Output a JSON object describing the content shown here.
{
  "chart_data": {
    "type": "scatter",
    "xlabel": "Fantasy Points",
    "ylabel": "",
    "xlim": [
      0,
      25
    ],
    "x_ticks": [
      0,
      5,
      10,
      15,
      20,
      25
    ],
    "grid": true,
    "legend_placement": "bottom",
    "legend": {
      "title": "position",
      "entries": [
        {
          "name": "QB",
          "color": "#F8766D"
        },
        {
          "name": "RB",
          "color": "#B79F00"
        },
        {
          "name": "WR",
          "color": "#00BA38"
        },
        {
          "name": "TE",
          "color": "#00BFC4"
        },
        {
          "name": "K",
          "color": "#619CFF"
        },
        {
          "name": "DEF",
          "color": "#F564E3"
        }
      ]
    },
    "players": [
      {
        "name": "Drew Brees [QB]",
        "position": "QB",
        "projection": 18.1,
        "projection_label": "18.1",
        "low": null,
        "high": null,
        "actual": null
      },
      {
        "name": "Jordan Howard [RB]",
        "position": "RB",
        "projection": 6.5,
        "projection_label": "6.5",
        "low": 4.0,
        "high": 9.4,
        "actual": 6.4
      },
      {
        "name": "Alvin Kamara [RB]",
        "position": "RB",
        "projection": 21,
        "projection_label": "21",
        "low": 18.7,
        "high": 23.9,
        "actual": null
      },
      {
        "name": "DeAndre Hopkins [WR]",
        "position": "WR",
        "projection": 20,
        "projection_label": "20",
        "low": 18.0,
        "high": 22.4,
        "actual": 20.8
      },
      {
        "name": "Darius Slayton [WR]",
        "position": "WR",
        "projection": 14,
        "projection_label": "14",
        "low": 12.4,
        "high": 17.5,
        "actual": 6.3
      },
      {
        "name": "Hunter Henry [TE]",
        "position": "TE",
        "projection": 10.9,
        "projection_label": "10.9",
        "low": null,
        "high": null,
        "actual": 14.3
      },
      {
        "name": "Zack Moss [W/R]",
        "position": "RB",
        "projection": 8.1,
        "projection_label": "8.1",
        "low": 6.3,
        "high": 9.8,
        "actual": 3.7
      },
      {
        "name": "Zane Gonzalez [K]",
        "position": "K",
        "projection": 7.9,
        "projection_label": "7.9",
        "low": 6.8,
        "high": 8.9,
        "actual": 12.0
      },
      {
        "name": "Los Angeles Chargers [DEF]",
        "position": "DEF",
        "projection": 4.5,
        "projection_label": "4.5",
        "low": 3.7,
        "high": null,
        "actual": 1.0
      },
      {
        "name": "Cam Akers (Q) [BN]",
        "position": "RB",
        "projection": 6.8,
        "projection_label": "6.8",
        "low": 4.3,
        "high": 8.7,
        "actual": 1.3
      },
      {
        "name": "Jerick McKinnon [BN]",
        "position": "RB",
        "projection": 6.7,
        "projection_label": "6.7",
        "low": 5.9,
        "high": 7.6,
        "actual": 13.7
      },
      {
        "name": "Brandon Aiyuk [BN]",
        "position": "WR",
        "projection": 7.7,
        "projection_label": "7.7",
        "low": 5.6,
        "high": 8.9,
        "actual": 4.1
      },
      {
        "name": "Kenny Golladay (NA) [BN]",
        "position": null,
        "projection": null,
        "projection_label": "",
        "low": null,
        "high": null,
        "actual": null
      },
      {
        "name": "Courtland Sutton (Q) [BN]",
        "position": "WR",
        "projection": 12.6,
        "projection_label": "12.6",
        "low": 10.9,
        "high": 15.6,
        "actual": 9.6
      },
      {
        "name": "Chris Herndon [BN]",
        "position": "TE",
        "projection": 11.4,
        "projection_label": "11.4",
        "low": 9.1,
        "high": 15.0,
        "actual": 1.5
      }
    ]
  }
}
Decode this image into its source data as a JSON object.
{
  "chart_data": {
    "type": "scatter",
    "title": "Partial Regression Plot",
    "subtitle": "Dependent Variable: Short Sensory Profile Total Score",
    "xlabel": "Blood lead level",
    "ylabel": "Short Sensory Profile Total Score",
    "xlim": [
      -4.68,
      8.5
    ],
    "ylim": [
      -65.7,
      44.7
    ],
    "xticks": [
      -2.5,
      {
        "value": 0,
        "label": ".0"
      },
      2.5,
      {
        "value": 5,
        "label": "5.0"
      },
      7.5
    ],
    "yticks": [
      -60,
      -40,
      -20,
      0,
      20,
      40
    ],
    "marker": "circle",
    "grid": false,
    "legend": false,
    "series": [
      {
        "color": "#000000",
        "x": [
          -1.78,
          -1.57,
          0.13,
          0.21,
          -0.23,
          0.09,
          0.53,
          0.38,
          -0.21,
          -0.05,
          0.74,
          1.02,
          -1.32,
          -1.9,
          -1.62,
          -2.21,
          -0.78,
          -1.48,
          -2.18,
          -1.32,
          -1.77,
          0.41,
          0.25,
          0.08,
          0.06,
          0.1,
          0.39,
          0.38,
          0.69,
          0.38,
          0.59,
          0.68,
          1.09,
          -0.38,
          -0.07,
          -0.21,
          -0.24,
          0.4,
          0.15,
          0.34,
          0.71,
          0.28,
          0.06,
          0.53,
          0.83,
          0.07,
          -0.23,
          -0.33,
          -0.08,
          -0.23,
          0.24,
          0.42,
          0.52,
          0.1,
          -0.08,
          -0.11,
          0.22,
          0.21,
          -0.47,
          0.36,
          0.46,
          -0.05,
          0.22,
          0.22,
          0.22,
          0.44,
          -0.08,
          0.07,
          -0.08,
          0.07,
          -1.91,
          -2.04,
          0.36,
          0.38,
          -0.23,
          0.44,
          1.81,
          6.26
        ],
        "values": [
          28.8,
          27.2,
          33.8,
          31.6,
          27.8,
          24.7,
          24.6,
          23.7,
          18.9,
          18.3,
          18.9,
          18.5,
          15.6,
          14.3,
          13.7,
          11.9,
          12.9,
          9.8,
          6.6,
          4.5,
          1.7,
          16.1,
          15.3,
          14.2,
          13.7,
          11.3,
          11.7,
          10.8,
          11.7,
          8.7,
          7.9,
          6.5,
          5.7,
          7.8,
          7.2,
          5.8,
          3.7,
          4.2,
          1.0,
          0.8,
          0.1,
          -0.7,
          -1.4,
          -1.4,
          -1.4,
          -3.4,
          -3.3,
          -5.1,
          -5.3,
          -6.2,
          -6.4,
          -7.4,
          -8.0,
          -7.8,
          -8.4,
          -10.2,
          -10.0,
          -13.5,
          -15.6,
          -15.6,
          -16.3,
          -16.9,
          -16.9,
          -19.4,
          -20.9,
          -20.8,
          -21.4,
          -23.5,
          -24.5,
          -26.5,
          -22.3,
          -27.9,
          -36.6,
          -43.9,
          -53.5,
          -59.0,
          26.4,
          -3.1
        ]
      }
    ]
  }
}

=== Task statement ===
Recite the full listing above exactly.

=== Solution to the problem ===
Output a JSON object describing the content shown here.
{
  "chart_data": {
    "type": "scatter",
    "xlabel": "Fantasy Points",
    "ylabel": "",
    "xlim": [
      0,
      25
    ],
    "x_ticks": [
      0,
      5,
      10,
      15,
      20,
      25
    ],
    "grid": true,
    "legend_placement": "bottom",
    "legend": {
      "title": "position",
      "entries": [
        {
          "name": "QB",
          "color": "#F8766D"
        },
        {
          "name": "RB",
          "color": "#B79F00"
        },
        {
          "name": "WR",
          "color": "#00BA38"
        },
        {
          "name": "TE",
          "color": "#00BFC4"
        },
        {
          "name": "K",
          "color": "#619CFF"
        },
        {
          "name": "DEF",
          "color": "#F564E3"
        }
      ]
    },
    "players": [
      {
        "name": "Drew Brees [QB]",
        "position": "QB",
        "projection": 18.1,
        "projection_label": "18.1",
        "low": null,
        "high": null,
        "actual": null
      },
      {
        "name": "Jordan Howard [RB]",
        "position": "RB",
        "projection": 6.5,
        "projection_label": "6.5",
        "low": 4.0,
        "high": 9.4,
        "actual": 6.4
      },
      {
        "name": "Alvin Kamara [RB]",
        "position": "RB",
        "projection": 21,
        "projection_label": "21",
        "low": 18.7,
        "high": 23.9,
        "actual": null
      },
      {
        "name": "DeAndre Hopkins [WR]",
        "position": "WR",
        "projection": 20,
        "projection_label": "20",
        "low": 18.0,
        "high": 22.4,
        "actual": 20.8
      },
      {
        "name": "Darius Slayton [WR]",
        "position": "WR",
        "projection": 14,
        "projection_label": "14",
        "low": 12.4,
        "high": 17.5,
        "actual": 6.3
      },
      {
        "name": "Hunter Henry [TE]",
        "position": "TE",
        "projection": 10.9,
        "projection_label": "10.9",
        "low": null,
        "high": null,
        "actual": 14.3
      },
      {
        "name": "Zack Moss [W/R]",
        "position": "RB",
        "projection": 8.1,
        "projection_label": "8.1",
        "low": 6.3,
        "high": 9.8,
        "actual": 3.7
      },
      {
        "name": "Zane Gonzalez [K]",
        "position": "K",
        "projection": 7.9,
        "projection_label": "7.9",
        "low": 6.8,
        "high": 8.9,
        "actual": 12.0
      },
      {
        "name": "Los Angeles Chargers [DEF]",
        "position": "DEF",
        "projection": 4.5,
        "projection_label": "4.5",
        "low": 3.7,
        "high": null,
        "actual": 1.0
      },
      {
        "name": "Cam Akers (Q) [BN]",
        "position": "RB",
        "projection": 6.8,
        "projection_label": "6.8",
        "low": 4.3,
        "high": 8.7,
        "actual": 1.3
      },
      {
        "name": "Jerick McKinnon [BN]",
        "position": "RB",
        "projection": 6.7,
        "projection_label": "6.7",
        "low": 5.9,
        "high": 7.6,
        "actual": 13.7
      },
      {
        "name": "Brandon Aiyuk [BN]",
        "position": "WR",
        "projection": 7.7,
        "projection_label": "7.7",
        "low": 5.6,
        "high": 8.9,
        "actual": 4.1
      },
      {
        "name": "Kenny Golladay (NA) [BN]",
        "position": null,
        "projection": null,
        "projection_label": "",
        "low": null,
        "high": null,
        "actual": null
      },
      {
        "name": "Courtland Sutton (Q) [BN]",
        "position": "WR",
        "projection": 12.6,
        "projection_label": "12.6",
        "low": 10.9,
        "high": 15.6,
        "actual": 9.6
      },
      {
        "name": "Chris Herndon [BN]",
        "position": "TE",
        "projection": 11.4,
        "projection_label": "11.4",
        "low": 9.1,
        "high": 15.0,
        "actual": 1.5
      }
    ]
  }
}
Decode this image into its source data as a JSON object.
{
  "chart_data": {
    "type": "scatter",
    "title": "Partial Regression Plot",
    "subtitle": "Dependent Variable: Short Sensory Profile Total Score",
    "xlabel": "Blood lead level",
    "ylabel": "Short Sensory Profile Total Score",
    "xlim": [
      -4.68,
      8.5
    ],
    "ylim": [
      -65.7,
      44.7
    ],
    "xticks": [
      -2.5,
      {
        "value": 0,
        "label": ".0"
      },
      2.5,
      {
        "value": 5,
        "label": "5.0"
      },
      7.5
    ],
    "yticks": [
      -60,
      -40,
      -20,
      0,
      20,
      40
    ],
    "marker": "circle",
    "grid": false,
    "legend": false,
    "series": [
      {
        "color": "#000000",
        "x": [
          -1.78,
          -1.57,
          0.13,
          0.21,
          -0.23,
          0.09,
          0.53,
          0.38,
          -0.21,
          -0.05,
          0.74,
          1.02,
          -1.32,
          -1.9,
          -1.62,
          -2.21,
          -0.78,
          -1.48,
          -2.18,
          -1.32,
          -1.77,
          0.41,
          0.25,
          0.08,
          0.06,
          0.1,
          0.39,
          0.38,
          0.69,
          0.38,
          0.59,
          0.68,
          1.09,
          -0.38,
          -0.07,
          -0.21,
          -0.24,
          0.4,
          0.15,
          0.34,
          0.71,
          0.28,
          0.06,
          0.53,
          0.83,
          0.07,
          -0.23,
          -0.33,
          -0.08,
          -0.23,
          0.24,
          0.42,
          0.52,
          0.1,
          -0.08,
          -0.11,
          0.22,
          0.21,
          -0.47,
          0.36,
          0.46,
          -0.05,
          0.22,
          0.22,
          0.22,
          0.44,
          -0.08,
          0.07,
          -0.08,
          0.07,
          -1.91,
          -2.04,
          0.36,
          0.38,
          -0.23,
          0.44,
          1.81,
          6.26
        ],
        "values": [
          28.8,
          27.2,
          33.8,
          31.6,
          27.8,
          24.7,
          24.6,
          23.7,
          18.9,
          18.3,
          18.9,
          18.5,
          15.6,
          14.3,
          13.7,
          11.9,
          12.9,
          9.8,
          6.6,
          4.5,
          1.7,
          16.1,
          15.3,
          14.2,
          13.7,
          11.3,
          11.7,
          10.8,
          11.7,
          8.7,
          7.9,
          6.5,
          5.7,
          7.8,
          7.2,
          5.8,
          3.7,
          4.2,
          1.0,
          0.8,
          0.1,
          -0.7,
          -1.4,
          -1.4,
          -1.4,
          -3.4,
          -3.3,
          -5.1,
          -5.3,
          -6.2,
          -6.4,
          -7.4,
          -8.0,
          -7.8,
          -8.4,
          -10.2,
          -10.0,
          -13.5,
          -15.6,
          -15.6,
          -16.3,
          -16.9,
          -16.9,
          -19.4,
          -20.9,
          -20.8,
          -21.4,
          -23.5,
          -24.5,
          -26.5,
          -22.3,
          -27.9,
          -36.6,
          -43.9,
          -53.5,
          -59.0,
          26.4,
          -3.1
        ]
      }
    ]
  }
}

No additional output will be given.